** begin **

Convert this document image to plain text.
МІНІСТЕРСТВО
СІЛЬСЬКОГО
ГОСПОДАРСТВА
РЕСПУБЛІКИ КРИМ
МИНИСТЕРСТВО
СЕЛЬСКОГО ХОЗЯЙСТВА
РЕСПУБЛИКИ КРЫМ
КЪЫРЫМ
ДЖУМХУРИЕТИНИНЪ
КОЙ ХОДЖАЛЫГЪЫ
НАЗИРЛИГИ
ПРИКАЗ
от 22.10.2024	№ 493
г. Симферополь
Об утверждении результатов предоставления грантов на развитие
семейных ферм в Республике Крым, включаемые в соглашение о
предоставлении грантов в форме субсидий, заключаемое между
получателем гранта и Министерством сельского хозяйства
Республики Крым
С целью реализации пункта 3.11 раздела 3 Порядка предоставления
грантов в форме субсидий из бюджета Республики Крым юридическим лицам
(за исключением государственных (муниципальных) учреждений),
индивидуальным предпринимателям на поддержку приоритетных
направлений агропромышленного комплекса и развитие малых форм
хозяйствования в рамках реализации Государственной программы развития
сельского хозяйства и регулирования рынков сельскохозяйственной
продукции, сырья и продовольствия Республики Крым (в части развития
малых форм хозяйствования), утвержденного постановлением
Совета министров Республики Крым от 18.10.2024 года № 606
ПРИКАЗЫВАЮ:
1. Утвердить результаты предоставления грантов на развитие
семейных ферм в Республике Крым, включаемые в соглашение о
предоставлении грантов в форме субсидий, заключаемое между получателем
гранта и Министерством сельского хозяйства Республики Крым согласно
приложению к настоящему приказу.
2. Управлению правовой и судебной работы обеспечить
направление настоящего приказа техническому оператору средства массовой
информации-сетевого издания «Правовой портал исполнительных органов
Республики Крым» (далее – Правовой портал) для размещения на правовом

** end **

Using the entries above, please restate each one word for word.

Convert this document image to plain text.
МІНІСТЕРСТВО
СІЛЬСЬКОГО
ГОСПОДАРСТВА
РЕСПУБЛІКИ КРИМ
МИНИСТЕРСТВО
СЕЛЬСКОГО ХОЗЯЙСТВА
РЕСПУБЛИКИ КРЫМ
КЪЫРЫМ
ДЖУМХУРИЕТИНИНЪ
КОЙ ХОДЖАЛЫГЪЫ
НАЗИРЛИГИ
ПРИКАЗ
от 22.10.2024	№ 493
г. Симферополь
Об утверждении результатов предоставления грантов на развитие
семейных ферм в Республике Крым, включаемые в соглашение о
предоставлении грантов в форме субсидий, заключаемое между
получателем гранта и Министерством сельского хозяйства
Республики Крым
С целью реализации пункта 3.11 раздела 3 Порядка предоставления
грантов в форме субсидий из бюджета Республики Крым юридическим лицам
(за исключением государственных (муниципальных) учреждений),
индивидуальным предпринимателям на поддержку приоритетных
направлений агропромышленного комплекса и развитие малых форм
хозяйствования в рамках реализации Государственной программы развития
сельского хозяйства и регулирования рынков сельскохозяйственной
продукции, сырья и продовольствия Республики Крым (в части развития
малых форм хозяйствования), утвержденного постановлением
Совета министров Республики Крым от 18.10.2024 года № 606
ПРИКАЗЫВАЮ:
1. Утвердить результаты предоставления грантов на развитие
семейных ферм в Республике Крым, включаемые в соглашение о
предоставлении грантов в форме субсидий, заключаемое между получателем
гранта и Министерством сельского хозяйства Республики Крым согласно
приложению к настоящему приказу.
2. Управлению правовой и судебной работы обеспечить
направление настоящего приказа техническому оператору средства массовой
информации-сетевого издания «Правовой портал исполнительных органов
Республики Крым» (далее – Правовой портал) для размещения на правовом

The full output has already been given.